Material >>
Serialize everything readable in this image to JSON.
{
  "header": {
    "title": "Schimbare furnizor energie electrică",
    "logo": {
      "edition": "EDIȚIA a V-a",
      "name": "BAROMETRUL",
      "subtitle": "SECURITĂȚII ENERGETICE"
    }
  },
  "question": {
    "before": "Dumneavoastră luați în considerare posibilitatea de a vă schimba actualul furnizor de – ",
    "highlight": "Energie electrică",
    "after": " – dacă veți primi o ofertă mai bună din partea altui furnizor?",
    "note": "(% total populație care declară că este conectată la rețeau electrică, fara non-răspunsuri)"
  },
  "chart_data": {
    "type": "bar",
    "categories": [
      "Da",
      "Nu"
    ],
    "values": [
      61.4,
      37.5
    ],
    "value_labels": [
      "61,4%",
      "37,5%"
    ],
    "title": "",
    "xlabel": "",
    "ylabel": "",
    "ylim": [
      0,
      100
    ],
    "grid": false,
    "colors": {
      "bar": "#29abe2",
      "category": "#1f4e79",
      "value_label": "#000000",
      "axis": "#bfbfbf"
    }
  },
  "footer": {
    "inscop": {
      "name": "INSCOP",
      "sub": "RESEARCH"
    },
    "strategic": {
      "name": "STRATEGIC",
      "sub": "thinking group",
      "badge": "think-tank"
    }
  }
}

Given exercise >> Identify and copy the lines holding the word "name".

Exercise output >>
      "name": "BAROMETRUL",
      "name": "INSCOP",
      "name": "STRATEGIC",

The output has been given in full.